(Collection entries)
........

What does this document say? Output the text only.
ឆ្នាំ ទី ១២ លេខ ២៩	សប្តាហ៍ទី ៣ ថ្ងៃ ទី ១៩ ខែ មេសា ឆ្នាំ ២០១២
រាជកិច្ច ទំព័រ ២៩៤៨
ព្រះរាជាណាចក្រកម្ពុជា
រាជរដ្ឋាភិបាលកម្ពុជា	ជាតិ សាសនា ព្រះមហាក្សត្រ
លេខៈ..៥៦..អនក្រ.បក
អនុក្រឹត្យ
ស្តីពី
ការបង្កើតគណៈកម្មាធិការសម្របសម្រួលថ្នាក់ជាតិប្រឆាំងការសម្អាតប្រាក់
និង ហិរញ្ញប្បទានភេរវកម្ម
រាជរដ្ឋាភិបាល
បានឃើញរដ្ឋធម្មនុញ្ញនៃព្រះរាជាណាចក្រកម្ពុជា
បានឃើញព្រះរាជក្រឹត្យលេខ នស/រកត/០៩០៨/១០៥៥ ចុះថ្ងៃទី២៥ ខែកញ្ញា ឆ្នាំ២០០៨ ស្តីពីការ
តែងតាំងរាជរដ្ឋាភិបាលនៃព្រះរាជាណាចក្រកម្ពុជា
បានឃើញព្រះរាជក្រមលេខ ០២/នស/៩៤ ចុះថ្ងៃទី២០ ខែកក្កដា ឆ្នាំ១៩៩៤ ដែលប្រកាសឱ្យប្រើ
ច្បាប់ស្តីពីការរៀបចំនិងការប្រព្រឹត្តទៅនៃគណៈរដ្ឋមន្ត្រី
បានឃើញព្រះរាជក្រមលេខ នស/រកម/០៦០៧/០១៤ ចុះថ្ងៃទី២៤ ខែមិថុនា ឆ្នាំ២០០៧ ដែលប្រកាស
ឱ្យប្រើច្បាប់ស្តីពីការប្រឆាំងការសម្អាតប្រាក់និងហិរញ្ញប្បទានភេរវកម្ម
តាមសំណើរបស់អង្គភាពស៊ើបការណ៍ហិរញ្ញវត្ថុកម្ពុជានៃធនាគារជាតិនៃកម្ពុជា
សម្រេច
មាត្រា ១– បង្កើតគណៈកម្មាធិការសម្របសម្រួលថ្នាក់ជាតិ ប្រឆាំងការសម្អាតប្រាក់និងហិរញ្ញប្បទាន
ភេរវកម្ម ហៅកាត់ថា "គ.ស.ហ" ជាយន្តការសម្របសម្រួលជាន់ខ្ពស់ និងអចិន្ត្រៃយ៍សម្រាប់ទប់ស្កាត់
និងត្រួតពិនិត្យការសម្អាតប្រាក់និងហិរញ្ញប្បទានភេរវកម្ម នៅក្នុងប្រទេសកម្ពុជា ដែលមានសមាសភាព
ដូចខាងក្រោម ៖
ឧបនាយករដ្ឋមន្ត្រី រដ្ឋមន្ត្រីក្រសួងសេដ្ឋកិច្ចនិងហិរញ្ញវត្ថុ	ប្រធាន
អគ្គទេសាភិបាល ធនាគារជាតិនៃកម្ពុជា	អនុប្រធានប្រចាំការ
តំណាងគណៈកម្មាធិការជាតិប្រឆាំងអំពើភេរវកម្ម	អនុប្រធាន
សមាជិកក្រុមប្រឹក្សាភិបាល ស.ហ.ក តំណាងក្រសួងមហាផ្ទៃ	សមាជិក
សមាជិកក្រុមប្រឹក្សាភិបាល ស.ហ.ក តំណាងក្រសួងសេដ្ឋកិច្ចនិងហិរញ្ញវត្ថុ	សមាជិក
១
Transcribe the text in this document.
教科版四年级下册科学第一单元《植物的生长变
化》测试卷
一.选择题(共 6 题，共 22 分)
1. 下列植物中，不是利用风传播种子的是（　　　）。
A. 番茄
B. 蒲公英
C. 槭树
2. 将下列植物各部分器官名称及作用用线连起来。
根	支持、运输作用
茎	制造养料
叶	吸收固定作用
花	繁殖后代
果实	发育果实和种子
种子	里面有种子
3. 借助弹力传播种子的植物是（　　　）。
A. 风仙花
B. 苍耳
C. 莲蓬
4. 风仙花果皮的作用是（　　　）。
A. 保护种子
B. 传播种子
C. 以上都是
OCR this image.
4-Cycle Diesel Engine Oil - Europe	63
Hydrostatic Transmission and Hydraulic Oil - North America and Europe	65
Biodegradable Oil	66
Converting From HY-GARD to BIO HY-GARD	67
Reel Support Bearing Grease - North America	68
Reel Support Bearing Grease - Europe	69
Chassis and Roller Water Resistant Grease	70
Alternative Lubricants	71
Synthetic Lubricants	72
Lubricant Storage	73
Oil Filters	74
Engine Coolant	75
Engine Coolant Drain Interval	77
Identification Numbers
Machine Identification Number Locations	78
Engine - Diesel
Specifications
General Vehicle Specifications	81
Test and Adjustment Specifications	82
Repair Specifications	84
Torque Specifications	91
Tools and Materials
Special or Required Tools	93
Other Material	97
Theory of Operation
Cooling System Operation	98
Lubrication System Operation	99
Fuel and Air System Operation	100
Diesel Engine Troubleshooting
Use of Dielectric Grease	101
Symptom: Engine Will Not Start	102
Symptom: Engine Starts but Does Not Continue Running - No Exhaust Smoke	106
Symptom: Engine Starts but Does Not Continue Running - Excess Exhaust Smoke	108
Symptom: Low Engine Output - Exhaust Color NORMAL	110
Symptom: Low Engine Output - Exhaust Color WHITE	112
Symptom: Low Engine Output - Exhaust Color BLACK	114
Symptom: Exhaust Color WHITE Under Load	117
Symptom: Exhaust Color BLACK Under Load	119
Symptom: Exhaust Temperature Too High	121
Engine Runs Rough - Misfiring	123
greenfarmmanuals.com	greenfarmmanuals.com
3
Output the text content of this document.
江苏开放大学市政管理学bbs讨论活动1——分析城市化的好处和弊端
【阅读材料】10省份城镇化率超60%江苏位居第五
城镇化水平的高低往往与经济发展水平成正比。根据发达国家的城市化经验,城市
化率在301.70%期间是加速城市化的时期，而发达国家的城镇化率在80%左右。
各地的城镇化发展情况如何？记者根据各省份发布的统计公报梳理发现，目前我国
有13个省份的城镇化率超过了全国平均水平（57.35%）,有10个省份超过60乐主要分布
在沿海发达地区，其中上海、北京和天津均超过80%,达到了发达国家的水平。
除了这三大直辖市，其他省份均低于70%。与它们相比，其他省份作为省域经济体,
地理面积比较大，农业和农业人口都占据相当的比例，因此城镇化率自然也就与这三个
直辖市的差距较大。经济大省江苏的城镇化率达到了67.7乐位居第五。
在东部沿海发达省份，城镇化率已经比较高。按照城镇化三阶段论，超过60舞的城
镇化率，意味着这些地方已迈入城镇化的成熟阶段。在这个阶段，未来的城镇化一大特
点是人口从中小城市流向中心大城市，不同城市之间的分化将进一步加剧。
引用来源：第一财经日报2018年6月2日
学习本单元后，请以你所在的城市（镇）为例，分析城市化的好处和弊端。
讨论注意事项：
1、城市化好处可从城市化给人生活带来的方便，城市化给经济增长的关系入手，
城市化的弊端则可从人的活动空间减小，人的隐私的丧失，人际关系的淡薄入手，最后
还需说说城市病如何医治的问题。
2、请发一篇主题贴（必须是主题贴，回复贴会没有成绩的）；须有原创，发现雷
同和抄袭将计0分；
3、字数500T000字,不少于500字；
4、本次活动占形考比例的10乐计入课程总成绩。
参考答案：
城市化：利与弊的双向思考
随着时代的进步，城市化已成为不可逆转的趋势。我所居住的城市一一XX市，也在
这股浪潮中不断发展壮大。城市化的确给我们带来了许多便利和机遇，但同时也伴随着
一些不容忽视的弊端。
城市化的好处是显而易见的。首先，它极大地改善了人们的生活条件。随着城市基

........

## What is expected
Emit the full listing verbatim.

## Output below
What does this document say? Output the text only.
ឆ្នាំ ទី ១២ លេខ ២៩	សប្តាហ៍ទី ៣ ថ្ងៃ ទី ១៩ ខែ មេសា ឆ្នាំ ២០១២
រាជកិច្ច ទំព័រ ២៩៤៨
ព្រះរាជាណាចក្រកម្ពុជា
រាជរដ្ឋាភិបាលកម្ពុជា	ជាតិ សាសនា ព្រះមហាក្សត្រ
លេខៈ..៥៦..អនក្រ.បក
អនុក្រឹត្យ
ស្តីពី
ការបង្កើតគណៈកម្មាធិការសម្របសម្រួលថ្នាក់ជាតិប្រឆាំងការសម្អាតប្រាក់
និង ហិរញ្ញប្បទានភេរវកម្ម
រាជរដ្ឋាភិបាល
បានឃើញរដ្ឋធម្មនុញ្ញនៃព្រះរាជាណាចក្រកម្ពុជា
បានឃើញព្រះរាជក្រឹត្យលេខ នស/រកត/០៩០៨/១០៥៥ ចុះថ្ងៃទី២៥ ខែកញ្ញា ឆ្នាំ២០០៨ ស្តីពីការ
តែងតាំងរាជរដ្ឋាភិបាលនៃព្រះរាជាណាចក្រកម្ពុជា
បានឃើញព្រះរាជក្រមលេខ ០២/នស/៩៤ ចុះថ្ងៃទី២០ ខែកក្កដា ឆ្នាំ១៩៩៤ ដែលប្រកាសឱ្យប្រើ
ច្បាប់ស្តីពីការរៀបចំនិងការប្រព្រឹត្តទៅនៃគណៈរដ្ឋមន្ត្រី
បានឃើញព្រះរាជក្រមលេខ នស/រកម/០៦០៧/០១៤ ចុះថ្ងៃទី២៤ ខែមិថុនា ឆ្នាំ២០០៧ ដែលប្រកាស
ឱ្យប្រើច្បាប់ស្តីពីការប្រឆាំងការសម្អាតប្រាក់និងហិរញ្ញប្បទានភេរវកម្ម
តាមសំណើរបស់អង្គភាពស៊ើបការណ៍ហិរញ្ញវត្ថុកម្ពុជានៃធនាគារជាតិនៃកម្ពុជា
សម្រេច
មាត្រា ១– បង្កើតគណៈកម្មាធិការសម្របសម្រួលថ្នាក់ជាតិ ប្រឆាំងការសម្អាតប្រាក់និងហិរញ្ញប្បទាន
ភេរវកម្ម ហៅកាត់ថា "គ.ស.ហ" ជាយន្តការសម្របសម្រួលជាន់ខ្ពស់ និងអចិន្ត្រៃយ៍សម្រាប់ទប់ស្កាត់
និងត្រួតពិនិត្យការសម្អាតប្រាក់និងហិរញ្ញប្បទានភេរវកម្ម នៅក្នុងប្រទេសកម្ពុជា ដែលមានសមាសភាព
ដូចខាងក្រោម ៖
ឧបនាយករដ្ឋមន្ត្រី រដ្ឋមន្ត្រីក្រសួងសេដ្ឋកិច្ចនិងហិរញ្ញវត្ថុ	ប្រធាន
អគ្គទេសាភិបាល ធនាគារជាតិនៃកម្ពុជា	អនុប្រធានប្រចាំការ
តំណាងគណៈកម្មាធិការជាតិប្រឆាំងអំពើភេរវកម្ម	អនុប្រធាន
សមាជិកក្រុមប្រឹក្សាភិបាល ស.ហ.ក តំណាងក្រសួងមហាផ្ទៃ	សមាជិក
សមាជិកក្រុមប្រឹក្សាភិបាល ស.ហ.ក តំណាងក្រសួងសេដ្ឋកិច្ចនិងហិរញ្ញវត្ថុ	សមាជិក
១
Transcribe the text in this document.
教科版四年级下册科学第一单元《植物的生长变
化》测试卷
一.选择题(共 6 题，共 22 分)
1. 下列植物中，不是利用风传播种子的是（　　　）。
A. 番茄
B. 蒲公英
C. 槭树
2. 将下列植物各部分器官名称及作用用线连起来。
根	支持、运输作用
茎	制造养料
叶	吸收固定作用
花	繁殖后代
果实	发育果实和种子
种子	里面有种子
3. 借助弹力传播种子的植物是（　　　）。
A. 风仙花
B. 苍耳
C. 莲蓬
4. 风仙花果皮的作用是（　　　）。
A. 保护种子
B. 传播种子
C. 以上都是
OCR this image.
4-Cycle Diesel Engine Oil - Europe	63
Hydrostatic Transmission and Hydraulic Oil - North America and Europe	65
Biodegradable Oil	66
Converting From HY-GARD to BIO HY-GARD	67
Reel Support Bearing Grease - North America	68
Reel Support Bearing Grease - Europe	69
Chassis and Roller Water Resistant Grease	70
Alternative Lubricants	71
Synthetic Lubricants	72
Lubricant Storage	73
Oil Filters	74
Engine Coolant	75
Engine Coolant Drain Interval	77
Identification Numbers
Machine Identification Number Locations	78
Engine - Diesel
Specifications
General Vehicle Specifications	81
Test and Adjustment Specifications	82
Repair Specifications	84
Torque Specifications	91
Tools and Materials
Special or Required Tools	93
Other Material	97
Theory of Operation
Cooling System Operation	98
Lubrication System Operation	99
Fuel and Air System Operation	100
Diesel Engine Troubleshooting
Use of Dielectric Grease	101
Symptom: Engine Will Not Start	102
Symptom: Engine Starts but Does Not Continue Running - No Exhaust Smoke	106
Symptom: Engine Starts but Does Not Continue Running - Excess Exhaust Smoke	108
Symptom: Low Engine Output - Exhaust Color NORMAL	110
Symptom: Low Engine Output - Exhaust Color WHITE	112
Symptom: Low Engine Output - Exhaust Color BLACK	114
Symptom: Exhaust Color WHITE Under Load	117
Symptom: Exhaust Color BLACK Under Load	119
Symptom: Exhaust Temperature Too High	121
Engine Runs Rough - Misfiring	123
greenfarmmanuals.com	greenfarmmanuals.com
3
Output the text content of this document.
江苏开放大学市政管理学bbs讨论活动1——分析城市化的好处和弊端
【阅读材料】10省份城镇化率超60%江苏位居第五
城镇化水平的高低往往与经济发展水平成正比。根据发达国家的城市化经验,城市
化率在301.70%期间是加速城市化的时期，而发达国家的城镇化率在80%左右。
各地的城镇化发展情况如何？记者根据各省份发布的统计公报梳理发现，目前我国
有13个省份的城镇化率超过了全国平均水平（57.35%）,有10个省份超过60乐主要分布
在沿海发达地区，其中上海、北京和天津均超过80%,达到了发达国家的水平。
除了这三大直辖市，其他省份均低于70%。与它们相比，其他省份作为省域经济体,
地理面积比较大，农业和农业人口都占据相当的比例，因此城镇化率自然也就与这三个
直辖市的差距较大。经济大省江苏的城镇化率达到了67.7乐位居第五。
在东部沿海发达省份，城镇化率已经比较高。按照城镇化三阶段论，超过60舞的城
镇化率，意味着这些地方已迈入城镇化的成熟阶段。在这个阶段，未来的城镇化一大特
点是人口从中小城市流向中心大城市，不同城市之间的分化将进一步加剧。
引用来源：第一财经日报2018年6月2日
学习本单元后，请以你所在的城市（镇）为例，分析城市化的好处和弊端。
讨论注意事项：
1、城市化好处可从城市化给人生活带来的方便，城市化给经济增长的关系入手，
城市化的弊端则可从人的活动空间减小，人的隐私的丧失，人际关系的淡薄入手，最后
还需说说城市病如何医治的问题。
2、请发一篇主题贴（必须是主题贴，回复贴会没有成绩的）；须有原创，发现雷
同和抄袭将计0分；
3、字数500T000字,不少于500字；
4、本次活动占形考比例的10乐计入课程总成绩。
参考答案：
城市化：利与弊的双向思考
随着时代的进步，城市化已成为不可逆转的趋势。我所居住的城市一一XX市，也在
这股浪潮中不断发展壮大。城市化的确给我们带来了许多便利和机遇，但同时也伴随着
一些不容忽视的弊端。
城市化的好处是显而易见的。首先，它极大地改善了人们的生活条件。随着城市基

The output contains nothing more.